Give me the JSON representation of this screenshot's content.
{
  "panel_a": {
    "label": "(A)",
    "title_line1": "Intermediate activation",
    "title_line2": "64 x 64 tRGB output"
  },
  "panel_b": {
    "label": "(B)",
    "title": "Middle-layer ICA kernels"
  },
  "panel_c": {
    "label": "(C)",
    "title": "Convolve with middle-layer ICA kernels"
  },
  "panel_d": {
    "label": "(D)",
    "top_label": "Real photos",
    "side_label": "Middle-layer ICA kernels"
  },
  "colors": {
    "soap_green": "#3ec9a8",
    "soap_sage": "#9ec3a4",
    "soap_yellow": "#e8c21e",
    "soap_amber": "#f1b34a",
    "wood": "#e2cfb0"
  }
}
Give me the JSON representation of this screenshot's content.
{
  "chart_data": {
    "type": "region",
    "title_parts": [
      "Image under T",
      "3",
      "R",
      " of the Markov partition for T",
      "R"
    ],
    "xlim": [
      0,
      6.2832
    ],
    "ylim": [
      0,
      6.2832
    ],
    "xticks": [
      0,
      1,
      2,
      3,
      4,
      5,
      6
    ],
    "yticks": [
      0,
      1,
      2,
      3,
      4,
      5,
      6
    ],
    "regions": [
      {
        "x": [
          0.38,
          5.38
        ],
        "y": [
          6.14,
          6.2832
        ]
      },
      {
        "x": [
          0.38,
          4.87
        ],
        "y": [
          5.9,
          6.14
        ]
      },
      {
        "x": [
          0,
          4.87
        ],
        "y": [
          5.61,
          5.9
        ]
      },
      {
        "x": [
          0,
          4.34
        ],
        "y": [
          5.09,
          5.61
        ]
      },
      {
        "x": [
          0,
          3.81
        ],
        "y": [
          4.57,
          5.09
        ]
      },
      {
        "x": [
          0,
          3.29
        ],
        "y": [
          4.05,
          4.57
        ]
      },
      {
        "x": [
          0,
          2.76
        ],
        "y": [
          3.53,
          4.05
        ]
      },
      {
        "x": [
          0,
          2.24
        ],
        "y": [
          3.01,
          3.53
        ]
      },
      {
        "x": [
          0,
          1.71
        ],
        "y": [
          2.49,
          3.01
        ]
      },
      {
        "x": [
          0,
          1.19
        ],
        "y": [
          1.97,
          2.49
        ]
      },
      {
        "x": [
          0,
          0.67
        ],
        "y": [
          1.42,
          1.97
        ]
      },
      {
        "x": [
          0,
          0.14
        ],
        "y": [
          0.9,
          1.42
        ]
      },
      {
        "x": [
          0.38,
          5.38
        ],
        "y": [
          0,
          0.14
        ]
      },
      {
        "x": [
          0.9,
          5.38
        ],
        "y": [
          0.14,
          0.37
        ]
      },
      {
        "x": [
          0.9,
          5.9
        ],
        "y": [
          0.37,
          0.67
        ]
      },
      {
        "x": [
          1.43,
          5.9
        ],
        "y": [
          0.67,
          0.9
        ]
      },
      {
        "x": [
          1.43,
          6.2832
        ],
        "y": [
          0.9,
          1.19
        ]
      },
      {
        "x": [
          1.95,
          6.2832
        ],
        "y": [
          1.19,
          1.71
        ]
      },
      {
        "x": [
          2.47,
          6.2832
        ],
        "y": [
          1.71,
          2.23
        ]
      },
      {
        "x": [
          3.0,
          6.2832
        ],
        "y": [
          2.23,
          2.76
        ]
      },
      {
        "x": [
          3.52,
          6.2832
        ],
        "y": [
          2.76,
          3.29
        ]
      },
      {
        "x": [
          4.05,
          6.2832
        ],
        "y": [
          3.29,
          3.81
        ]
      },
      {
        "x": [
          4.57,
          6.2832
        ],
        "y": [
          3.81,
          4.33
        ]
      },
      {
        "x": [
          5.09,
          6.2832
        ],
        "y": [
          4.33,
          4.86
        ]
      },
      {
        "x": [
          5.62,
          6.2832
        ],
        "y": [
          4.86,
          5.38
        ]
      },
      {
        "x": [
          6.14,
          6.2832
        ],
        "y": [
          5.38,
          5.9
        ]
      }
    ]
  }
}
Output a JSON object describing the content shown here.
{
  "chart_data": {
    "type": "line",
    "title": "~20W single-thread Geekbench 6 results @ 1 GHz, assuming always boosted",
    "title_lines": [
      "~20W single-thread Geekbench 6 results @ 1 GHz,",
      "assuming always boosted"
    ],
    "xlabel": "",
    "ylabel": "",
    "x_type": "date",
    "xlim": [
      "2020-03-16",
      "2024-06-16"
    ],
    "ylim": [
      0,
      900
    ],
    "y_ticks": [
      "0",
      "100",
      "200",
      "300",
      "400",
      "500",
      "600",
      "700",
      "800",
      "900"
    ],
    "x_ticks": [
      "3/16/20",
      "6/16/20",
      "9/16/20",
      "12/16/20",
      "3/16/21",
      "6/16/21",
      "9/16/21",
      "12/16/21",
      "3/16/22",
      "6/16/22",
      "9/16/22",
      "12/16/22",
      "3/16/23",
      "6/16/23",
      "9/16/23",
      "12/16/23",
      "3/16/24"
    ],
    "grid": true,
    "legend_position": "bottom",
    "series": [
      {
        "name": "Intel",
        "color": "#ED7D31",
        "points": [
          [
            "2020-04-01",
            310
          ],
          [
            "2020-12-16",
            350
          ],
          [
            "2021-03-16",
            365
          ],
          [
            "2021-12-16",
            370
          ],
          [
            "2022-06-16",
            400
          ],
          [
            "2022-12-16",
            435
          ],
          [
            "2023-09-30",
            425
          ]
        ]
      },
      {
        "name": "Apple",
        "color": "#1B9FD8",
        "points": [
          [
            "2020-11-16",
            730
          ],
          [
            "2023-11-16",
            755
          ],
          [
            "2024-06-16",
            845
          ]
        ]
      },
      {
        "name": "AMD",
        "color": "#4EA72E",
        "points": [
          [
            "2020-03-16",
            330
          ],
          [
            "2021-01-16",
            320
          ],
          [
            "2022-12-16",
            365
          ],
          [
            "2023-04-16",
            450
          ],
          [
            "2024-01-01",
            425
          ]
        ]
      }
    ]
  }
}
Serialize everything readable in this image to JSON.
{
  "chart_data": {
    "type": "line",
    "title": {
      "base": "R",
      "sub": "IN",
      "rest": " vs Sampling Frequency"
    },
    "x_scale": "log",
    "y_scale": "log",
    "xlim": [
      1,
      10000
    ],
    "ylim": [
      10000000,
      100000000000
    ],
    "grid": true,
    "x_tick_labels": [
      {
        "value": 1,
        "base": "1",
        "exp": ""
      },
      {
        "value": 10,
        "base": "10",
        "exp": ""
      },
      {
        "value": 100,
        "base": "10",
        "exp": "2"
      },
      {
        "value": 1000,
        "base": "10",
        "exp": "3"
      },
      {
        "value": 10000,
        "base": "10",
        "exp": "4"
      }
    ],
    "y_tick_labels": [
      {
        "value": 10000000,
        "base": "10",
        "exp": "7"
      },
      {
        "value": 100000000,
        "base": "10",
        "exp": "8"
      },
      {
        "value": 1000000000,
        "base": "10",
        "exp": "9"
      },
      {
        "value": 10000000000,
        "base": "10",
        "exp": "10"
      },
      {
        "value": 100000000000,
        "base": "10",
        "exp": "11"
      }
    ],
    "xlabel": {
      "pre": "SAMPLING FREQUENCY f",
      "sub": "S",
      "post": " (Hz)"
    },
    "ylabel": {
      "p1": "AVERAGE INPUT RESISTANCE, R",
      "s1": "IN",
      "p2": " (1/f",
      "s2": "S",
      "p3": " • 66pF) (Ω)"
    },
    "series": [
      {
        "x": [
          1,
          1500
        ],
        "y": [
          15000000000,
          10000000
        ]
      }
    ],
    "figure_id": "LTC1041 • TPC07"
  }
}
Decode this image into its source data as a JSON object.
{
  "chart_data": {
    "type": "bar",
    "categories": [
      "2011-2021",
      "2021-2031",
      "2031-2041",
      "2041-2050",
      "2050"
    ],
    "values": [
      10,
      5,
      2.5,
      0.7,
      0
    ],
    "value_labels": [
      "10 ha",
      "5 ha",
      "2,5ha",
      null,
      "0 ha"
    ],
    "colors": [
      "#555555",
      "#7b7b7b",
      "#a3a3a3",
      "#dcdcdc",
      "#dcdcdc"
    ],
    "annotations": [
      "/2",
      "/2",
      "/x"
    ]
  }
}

++++++++++

## GIVEN PROBLEM
Copy each line of the listing that holds the word "assuming".

## FINISHED TASK
    "title": "~20W single-thread Geekbench 6 results @ 1 GHz, assuming always boosted",
      "assuming always boosted"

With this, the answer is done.